Aim: Write out the lines of the listing exactly, beginning with the line that contains "legend-current-label: Raw Surface" and continuing through the line that contains "restricted-zones: [336, 178, 580, 471]".

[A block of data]
====

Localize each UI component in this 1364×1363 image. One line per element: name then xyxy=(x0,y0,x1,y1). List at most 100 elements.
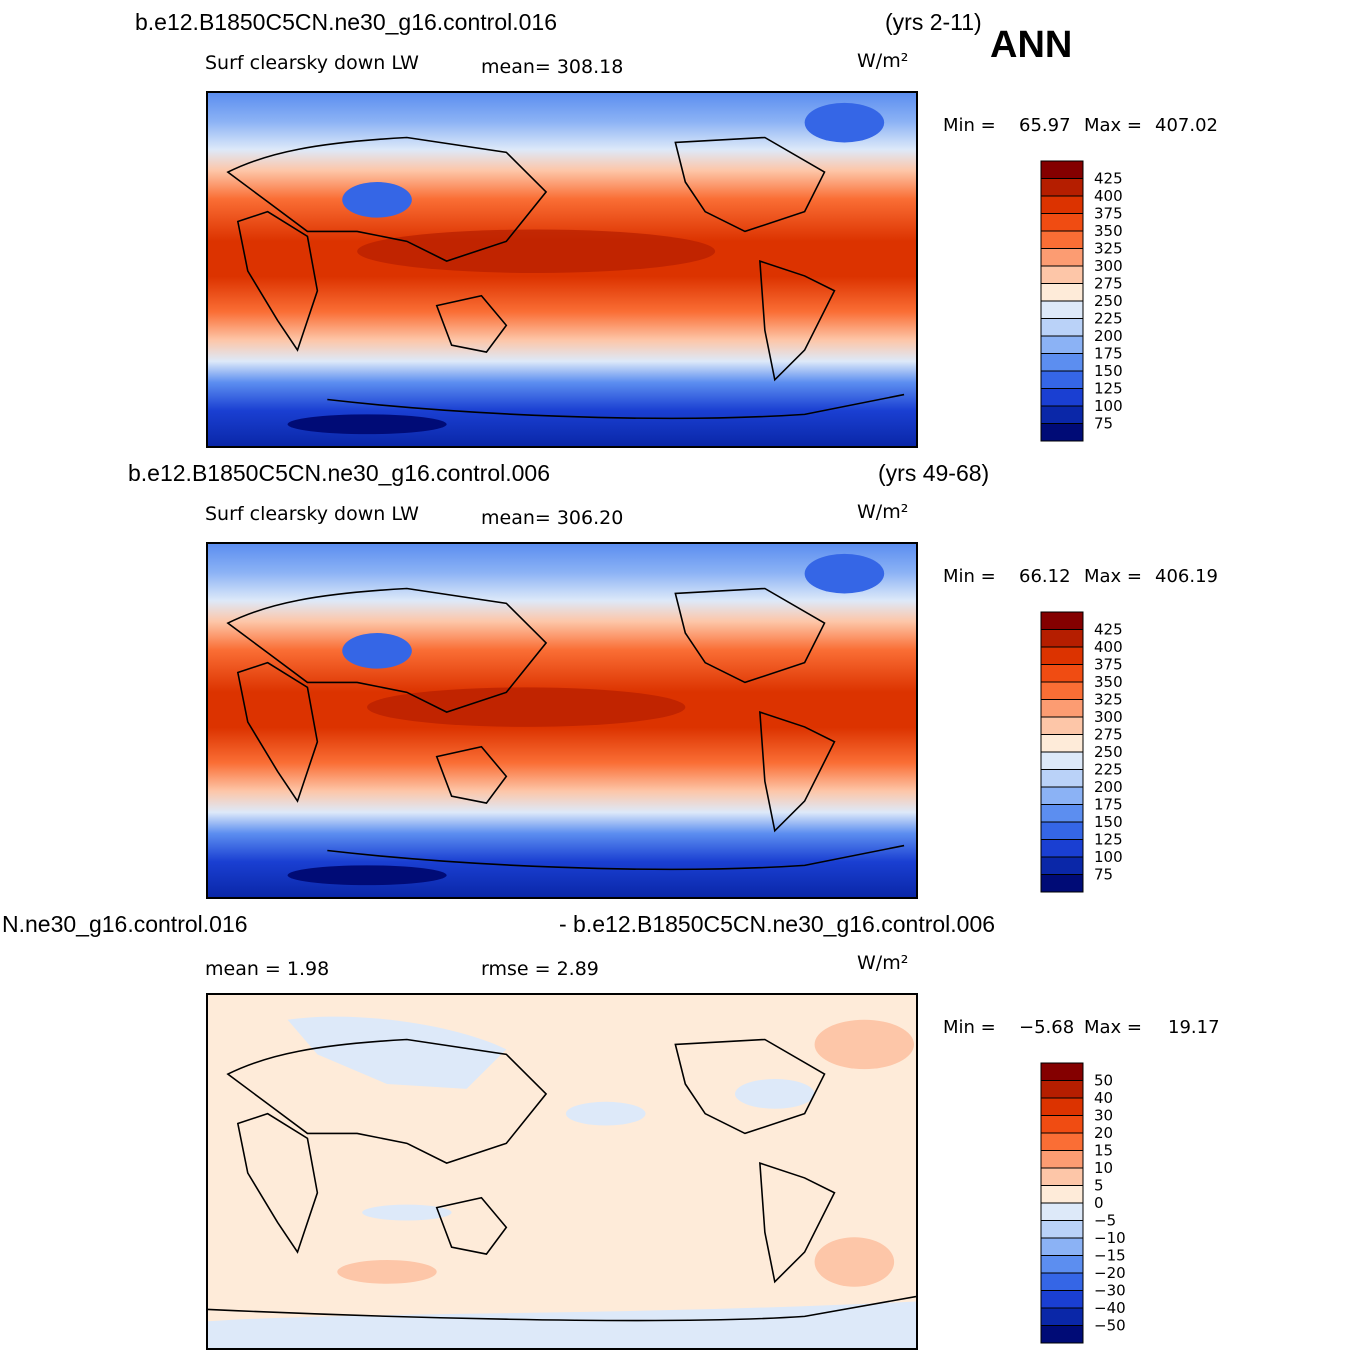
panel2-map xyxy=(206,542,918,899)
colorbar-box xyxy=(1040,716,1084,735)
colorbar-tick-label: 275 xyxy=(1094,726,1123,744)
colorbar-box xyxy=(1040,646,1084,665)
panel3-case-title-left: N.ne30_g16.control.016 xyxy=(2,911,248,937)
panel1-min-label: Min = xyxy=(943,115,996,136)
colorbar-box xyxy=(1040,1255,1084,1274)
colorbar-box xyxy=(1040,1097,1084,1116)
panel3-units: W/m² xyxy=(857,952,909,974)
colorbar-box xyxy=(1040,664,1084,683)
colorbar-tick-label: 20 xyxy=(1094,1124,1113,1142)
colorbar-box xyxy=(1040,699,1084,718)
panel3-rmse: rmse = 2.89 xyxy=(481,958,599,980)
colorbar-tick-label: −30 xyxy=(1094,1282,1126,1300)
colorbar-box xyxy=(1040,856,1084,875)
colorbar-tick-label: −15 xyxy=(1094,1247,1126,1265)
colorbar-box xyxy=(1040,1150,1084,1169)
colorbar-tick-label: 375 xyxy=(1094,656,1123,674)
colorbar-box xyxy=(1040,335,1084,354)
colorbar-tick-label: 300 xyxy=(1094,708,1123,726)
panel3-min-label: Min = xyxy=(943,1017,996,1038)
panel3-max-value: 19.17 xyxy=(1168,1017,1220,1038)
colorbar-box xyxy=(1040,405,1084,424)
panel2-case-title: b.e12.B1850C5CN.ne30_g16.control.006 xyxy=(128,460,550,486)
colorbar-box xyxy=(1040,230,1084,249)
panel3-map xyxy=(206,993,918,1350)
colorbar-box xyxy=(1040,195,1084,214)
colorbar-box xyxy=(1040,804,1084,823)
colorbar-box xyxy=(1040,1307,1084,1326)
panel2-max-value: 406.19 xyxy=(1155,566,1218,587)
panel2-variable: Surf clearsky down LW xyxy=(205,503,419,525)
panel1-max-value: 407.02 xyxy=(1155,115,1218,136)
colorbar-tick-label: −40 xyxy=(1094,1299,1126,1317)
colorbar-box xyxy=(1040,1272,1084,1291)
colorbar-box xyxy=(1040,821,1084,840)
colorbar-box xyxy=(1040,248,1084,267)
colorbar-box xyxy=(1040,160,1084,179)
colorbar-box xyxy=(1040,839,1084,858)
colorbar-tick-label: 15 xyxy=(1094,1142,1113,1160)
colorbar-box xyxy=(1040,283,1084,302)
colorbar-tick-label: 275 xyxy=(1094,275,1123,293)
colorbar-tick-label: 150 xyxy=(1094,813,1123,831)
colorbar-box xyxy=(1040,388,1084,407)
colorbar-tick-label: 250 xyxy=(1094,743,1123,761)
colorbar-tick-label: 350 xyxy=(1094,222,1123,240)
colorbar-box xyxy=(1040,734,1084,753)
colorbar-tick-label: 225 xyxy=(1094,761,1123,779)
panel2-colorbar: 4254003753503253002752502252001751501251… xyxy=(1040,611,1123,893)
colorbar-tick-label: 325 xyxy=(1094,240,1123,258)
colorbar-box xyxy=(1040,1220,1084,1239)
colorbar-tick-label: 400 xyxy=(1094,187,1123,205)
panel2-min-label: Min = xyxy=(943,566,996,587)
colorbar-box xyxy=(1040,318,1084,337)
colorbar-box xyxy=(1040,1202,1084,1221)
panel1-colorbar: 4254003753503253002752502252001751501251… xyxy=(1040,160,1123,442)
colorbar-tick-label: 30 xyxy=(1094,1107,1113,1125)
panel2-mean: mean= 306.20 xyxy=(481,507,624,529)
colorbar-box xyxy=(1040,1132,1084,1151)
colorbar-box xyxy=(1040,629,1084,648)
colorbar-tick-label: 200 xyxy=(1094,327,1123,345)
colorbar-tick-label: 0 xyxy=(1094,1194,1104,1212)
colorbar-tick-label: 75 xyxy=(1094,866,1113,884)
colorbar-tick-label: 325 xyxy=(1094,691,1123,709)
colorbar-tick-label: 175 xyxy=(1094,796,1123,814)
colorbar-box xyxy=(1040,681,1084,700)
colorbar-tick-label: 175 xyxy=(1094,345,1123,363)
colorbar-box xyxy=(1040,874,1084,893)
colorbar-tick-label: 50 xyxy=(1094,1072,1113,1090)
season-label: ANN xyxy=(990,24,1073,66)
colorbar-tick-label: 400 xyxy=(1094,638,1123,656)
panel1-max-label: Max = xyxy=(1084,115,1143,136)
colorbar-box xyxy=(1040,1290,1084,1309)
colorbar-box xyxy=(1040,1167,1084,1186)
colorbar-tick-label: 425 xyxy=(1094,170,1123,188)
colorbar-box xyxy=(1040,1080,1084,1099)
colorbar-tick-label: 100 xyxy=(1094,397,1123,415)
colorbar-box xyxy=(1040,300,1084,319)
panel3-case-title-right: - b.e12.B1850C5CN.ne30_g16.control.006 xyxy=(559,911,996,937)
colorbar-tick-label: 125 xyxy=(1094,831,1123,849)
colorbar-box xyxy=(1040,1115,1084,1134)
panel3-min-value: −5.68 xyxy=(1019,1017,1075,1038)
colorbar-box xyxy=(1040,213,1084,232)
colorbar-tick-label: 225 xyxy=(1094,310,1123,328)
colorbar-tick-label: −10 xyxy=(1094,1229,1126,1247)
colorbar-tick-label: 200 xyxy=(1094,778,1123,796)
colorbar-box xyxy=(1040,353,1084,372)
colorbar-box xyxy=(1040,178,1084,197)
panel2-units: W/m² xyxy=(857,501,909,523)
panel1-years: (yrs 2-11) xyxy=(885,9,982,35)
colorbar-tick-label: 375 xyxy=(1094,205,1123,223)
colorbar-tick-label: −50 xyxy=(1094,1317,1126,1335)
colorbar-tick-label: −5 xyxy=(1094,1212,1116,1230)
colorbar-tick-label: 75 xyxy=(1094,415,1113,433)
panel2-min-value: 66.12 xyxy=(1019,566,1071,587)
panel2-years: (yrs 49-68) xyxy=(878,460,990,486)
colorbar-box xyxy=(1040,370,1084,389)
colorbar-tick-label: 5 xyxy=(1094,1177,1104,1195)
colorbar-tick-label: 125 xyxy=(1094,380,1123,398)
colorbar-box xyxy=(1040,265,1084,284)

====

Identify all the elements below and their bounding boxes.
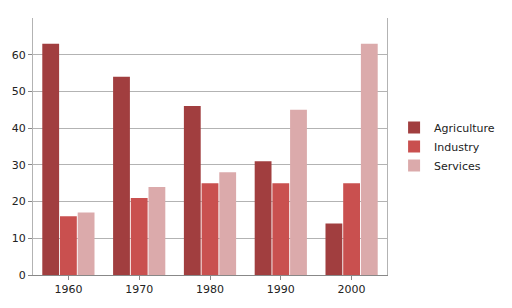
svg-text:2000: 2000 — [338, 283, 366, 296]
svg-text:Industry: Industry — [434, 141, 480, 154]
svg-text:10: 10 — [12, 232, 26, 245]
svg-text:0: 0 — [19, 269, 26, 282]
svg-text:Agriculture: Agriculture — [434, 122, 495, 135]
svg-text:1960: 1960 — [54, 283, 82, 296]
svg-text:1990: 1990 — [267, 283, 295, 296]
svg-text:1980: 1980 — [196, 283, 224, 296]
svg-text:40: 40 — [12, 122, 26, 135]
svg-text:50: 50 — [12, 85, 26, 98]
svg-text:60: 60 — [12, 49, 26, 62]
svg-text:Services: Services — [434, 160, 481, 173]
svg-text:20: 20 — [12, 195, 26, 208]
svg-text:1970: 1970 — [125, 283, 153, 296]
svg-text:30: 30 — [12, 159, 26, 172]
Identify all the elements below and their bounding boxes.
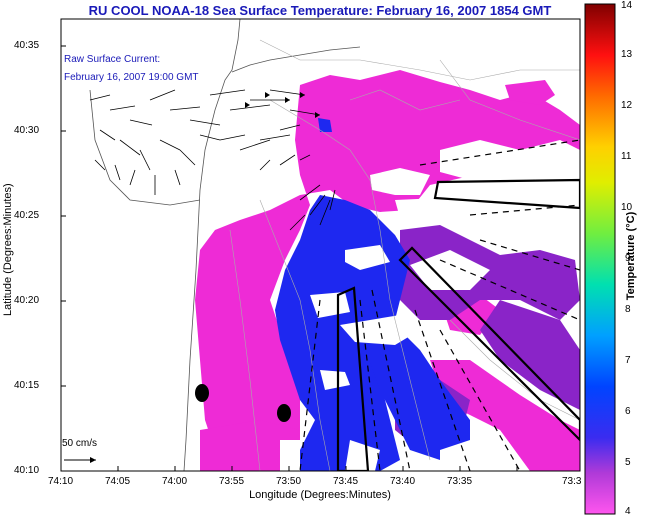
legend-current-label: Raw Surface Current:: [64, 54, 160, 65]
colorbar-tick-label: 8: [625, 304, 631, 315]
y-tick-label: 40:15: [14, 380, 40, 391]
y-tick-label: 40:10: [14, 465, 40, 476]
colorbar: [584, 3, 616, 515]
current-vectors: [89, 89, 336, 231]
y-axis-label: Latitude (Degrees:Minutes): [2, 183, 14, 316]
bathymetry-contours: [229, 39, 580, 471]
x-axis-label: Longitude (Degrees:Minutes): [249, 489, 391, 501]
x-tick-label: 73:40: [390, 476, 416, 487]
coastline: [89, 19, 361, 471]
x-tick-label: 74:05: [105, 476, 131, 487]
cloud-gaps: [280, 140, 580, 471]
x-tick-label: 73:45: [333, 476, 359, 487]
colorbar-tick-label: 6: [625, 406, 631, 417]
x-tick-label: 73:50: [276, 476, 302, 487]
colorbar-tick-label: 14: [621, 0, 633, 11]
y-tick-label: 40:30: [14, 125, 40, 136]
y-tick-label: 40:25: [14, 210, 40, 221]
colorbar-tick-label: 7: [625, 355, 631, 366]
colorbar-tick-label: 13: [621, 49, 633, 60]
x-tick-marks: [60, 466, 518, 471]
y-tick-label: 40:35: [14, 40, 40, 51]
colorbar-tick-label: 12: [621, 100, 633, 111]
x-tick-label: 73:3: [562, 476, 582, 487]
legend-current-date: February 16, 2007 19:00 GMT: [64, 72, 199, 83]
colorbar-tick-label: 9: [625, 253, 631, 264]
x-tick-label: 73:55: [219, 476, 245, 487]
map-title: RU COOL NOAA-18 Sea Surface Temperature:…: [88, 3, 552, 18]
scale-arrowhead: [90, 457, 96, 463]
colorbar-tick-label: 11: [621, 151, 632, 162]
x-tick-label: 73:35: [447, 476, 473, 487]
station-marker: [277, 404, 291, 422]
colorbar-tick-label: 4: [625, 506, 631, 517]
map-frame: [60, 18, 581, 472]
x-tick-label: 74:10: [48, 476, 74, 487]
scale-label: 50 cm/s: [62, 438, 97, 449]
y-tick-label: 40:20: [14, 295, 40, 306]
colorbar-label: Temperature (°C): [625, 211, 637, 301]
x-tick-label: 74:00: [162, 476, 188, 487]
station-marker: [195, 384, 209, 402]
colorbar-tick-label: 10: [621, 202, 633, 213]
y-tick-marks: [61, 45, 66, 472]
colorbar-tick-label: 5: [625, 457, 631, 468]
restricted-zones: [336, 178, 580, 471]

====

Result:
legend-current-label: Raw Surface Current:: [64, 54, 160, 65]
colorbar-tick-label: 8: [625, 304, 631, 315]
y-tick-label: 40:15: [14, 380, 40, 391]
y-tick-label: 40:10: [14, 465, 40, 476]
colorbar: [584, 3, 616, 515]
current-vectors: [89, 89, 336, 231]
y-axis-label: Latitude (Degrees:Minutes): [2, 183, 14, 316]
bathymetry-contours: [229, 39, 580, 471]
x-axis-label: Longitude (Degrees:Minutes): [249, 489, 391, 501]
x-tick-label: 73:40: [390, 476, 416, 487]
coastline: [89, 19, 361, 471]
x-tick-label: 74:05: [105, 476, 131, 487]
cloud-gaps: [280, 140, 580, 471]
x-tick-label: 73:45: [333, 476, 359, 487]
colorbar-tick-label: 6: [625, 406, 631, 417]
x-tick-label: 73:50: [276, 476, 302, 487]
colorbar-tick-label: 14: [621, 0, 633, 11]
y-tick-label: 40:30: [14, 125, 40, 136]
y-tick-label: 40:25: [14, 210, 40, 221]
colorbar-tick-label: 7: [625, 355, 631, 366]
colorbar-tick-label: 13: [621, 49, 633, 60]
x-tick-marks: [60, 466, 518, 471]
y-tick-label: 40:35: [14, 40, 40, 51]
colorbar-tick-label: 12: [621, 100, 633, 111]
x-tick-label: 73:3: [562, 476, 582, 487]
legend-current-date: February 16, 2007 19:00 GMT: [64, 72, 199, 83]
colorbar-tick-label: 9: [625, 253, 631, 264]
x-tick-label: 73:55: [219, 476, 245, 487]
map-title: RU COOL NOAA-18 Sea Surface Temperature:…: [88, 3, 552, 18]
scale-arrowhead: [90, 457, 96, 463]
colorbar-tick-label: 11: [621, 151, 632, 162]
x-tick-label: 73:35: [447, 476, 473, 487]
station-marker: [277, 404, 291, 422]
colorbar-tick-label: 4: [625, 506, 631, 517]
map-frame: [60, 18, 581, 472]
x-tick-label: 74:10: [48, 476, 74, 487]
scale-label: 50 cm/s: [62, 438, 97, 449]
y-tick-label: 40:20: [14, 295, 40, 306]
colorbar-label: Temperature (°C): [625, 211, 637, 301]
x-tick-label: 74:00: [162, 476, 188, 487]
station-marker: [195, 384, 209, 402]
colorbar-tick-label: 10: [621, 202, 633, 213]
y-tick-marks: [61, 45, 66, 472]
colorbar-tick-label: 5: [625, 457, 631, 468]
restricted-zones: [336, 178, 580, 471]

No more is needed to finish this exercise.